* Begin *
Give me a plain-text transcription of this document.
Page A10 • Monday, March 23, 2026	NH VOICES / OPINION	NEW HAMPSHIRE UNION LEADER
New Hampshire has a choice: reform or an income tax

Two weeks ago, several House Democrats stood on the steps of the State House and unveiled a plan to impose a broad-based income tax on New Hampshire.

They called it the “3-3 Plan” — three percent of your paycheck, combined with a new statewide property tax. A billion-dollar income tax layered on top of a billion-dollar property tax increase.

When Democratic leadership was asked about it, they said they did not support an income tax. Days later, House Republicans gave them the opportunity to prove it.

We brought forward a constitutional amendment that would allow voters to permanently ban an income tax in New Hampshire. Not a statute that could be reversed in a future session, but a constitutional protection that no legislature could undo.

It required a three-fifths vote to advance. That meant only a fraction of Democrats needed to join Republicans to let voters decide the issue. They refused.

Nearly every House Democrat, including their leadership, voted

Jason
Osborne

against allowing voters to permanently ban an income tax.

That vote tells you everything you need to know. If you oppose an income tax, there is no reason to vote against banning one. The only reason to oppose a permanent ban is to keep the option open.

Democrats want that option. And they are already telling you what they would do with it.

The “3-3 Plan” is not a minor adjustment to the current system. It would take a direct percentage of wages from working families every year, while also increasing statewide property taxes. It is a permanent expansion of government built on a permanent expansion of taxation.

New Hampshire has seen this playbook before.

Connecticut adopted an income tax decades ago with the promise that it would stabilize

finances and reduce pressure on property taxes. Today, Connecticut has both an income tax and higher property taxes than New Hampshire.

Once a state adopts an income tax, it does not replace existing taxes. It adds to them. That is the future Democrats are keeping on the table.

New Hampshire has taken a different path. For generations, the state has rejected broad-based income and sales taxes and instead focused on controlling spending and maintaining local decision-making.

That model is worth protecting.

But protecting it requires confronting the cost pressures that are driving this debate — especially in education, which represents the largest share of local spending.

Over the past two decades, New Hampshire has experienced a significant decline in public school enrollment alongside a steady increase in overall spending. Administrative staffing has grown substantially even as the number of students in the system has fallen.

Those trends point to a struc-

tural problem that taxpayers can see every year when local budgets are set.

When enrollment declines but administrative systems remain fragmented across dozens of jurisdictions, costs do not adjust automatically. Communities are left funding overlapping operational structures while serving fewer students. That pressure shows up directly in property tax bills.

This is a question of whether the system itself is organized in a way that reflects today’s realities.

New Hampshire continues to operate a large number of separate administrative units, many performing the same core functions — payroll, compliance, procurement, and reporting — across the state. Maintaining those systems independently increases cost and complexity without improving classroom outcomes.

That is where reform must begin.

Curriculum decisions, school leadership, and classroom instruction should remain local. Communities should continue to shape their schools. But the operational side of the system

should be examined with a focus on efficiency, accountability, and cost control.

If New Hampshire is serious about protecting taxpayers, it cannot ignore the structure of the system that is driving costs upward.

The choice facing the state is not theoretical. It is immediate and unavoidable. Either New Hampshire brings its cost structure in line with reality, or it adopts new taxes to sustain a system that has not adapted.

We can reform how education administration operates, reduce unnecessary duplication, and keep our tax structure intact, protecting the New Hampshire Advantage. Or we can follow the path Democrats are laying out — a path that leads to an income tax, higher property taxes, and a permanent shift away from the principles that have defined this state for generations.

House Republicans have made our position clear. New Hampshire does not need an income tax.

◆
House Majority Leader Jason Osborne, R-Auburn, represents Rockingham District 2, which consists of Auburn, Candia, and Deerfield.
* End *
◆ SET EXERCISE:
The records above should be duplicated in full, exactly as given.

◆ RESULT OF THE EXERCISE:
Give me a plain-text transcription of this document.
Page A10 • Monday, March 23, 2026	NH VOICES / OPINION	NEW HAMPSHIRE UNION LEADER
New Hampshire has a choice: reform or an income tax

Two weeks ago, several House Democrats stood on the steps of the State House and unveiled a plan to impose a broad-based income tax on New Hampshire.

They called it the “3-3 Plan” — three percent of your paycheck, combined with a new statewide property tax. A billion-dollar income tax layered on top of a billion-dollar property tax increase.

When Democratic leadership was asked about it, they said they did not support an income tax. Days later, House Republicans gave them the opportunity to prove it.

We brought forward a constitutional amendment that would allow voters to permanently ban an income tax in New Hampshire. Not a statute that could be reversed in a future session, but a constitutional protection that no legislature could undo.

It required a three-fifths vote to advance. That meant only a fraction of Democrats needed to join Republicans to let voters decide the issue. They refused.

Nearly every House Democrat, including their leadership, voted

Jason
Osborne

against allowing voters to permanently ban an income tax.

That vote tells you everything you need to know. If you oppose an income tax, there is no reason to vote against banning one. The only reason to oppose a permanent ban is to keep the option open.

Democrats want that option. And they are already telling you what they would do with it.

The “3-3 Plan” is not a minor adjustment to the current system. It would take a direct percentage of wages from working families every year, while also increasing statewide property taxes. It is a permanent expansion of government built on a permanent expansion of taxation.

New Hampshire has seen this playbook before.

Connecticut adopted an income tax decades ago with the promise that it would stabilize

finances and reduce pressure on property taxes. Today, Connecticut has both an income tax and higher property taxes than New Hampshire.

Once a state adopts an income tax, it does not replace existing taxes. It adds to them. That is the future Democrats are keeping on the table.

New Hampshire has taken a different path. For generations, the state has rejected broad-based income and sales taxes and instead focused on controlling spending and maintaining local decision-making.

That model is worth protecting.

But protecting it requires confronting the cost pressures that are driving this debate — especially in education, which represents the largest share of local spending.

Over the past two decades, New Hampshire has experienced a significant decline in public school enrollment alongside a steady increase in overall spending. Administrative staffing has grown substantially even as the number of students in the system has fallen.

Those trends point to a struc-

tural problem that taxpayers can see every year when local budgets are set.

When enrollment declines but administrative systems remain fragmented across dozens of jurisdictions, costs do not adjust automatically. Communities are left funding overlapping operational structures while serving fewer students. That pressure shows up directly in property tax bills.

This is a question of whether the system itself is organized in a way that reflects today’s realities.

New Hampshire continues to operate a large number of separate administrative units, many performing the same core functions — payroll, compliance, procurement, and reporting — across the state. Maintaining those systems independently increases cost and complexity without improving classroom outcomes.

That is where reform must begin.

Curriculum decisions, school leadership, and classroom instruction should remain local. Communities should continue to shape their schools. But the operational side of the system

should be examined with a focus on efficiency, accountability, and cost control.

If New Hampshire is serious about protecting taxpayers, it cannot ignore the structure of the system that is driving costs upward.

The choice facing the state is not theoretical. It is immediate and unavoidable. Either New Hampshire brings its cost structure in line with reality, or it adopts new taxes to sustain a system that has not adapted.

We can reform how education administration operates, reduce unnecessary duplication, and keep our tax structure intact, protecting the New Hampshire Advantage. Or we can follow the path Democrats are laying out — a path that leads to an income tax, higher property taxes, and a permanent shift away from the principles that have defined this state for generations.

House Republicans have made our position clear. New Hampshire does not need an income tax.

◆
House Majority Leader Jason Osborne, R-Auburn, represents Rockingham District 2, which consists of Auburn, Candia, and Deerfield.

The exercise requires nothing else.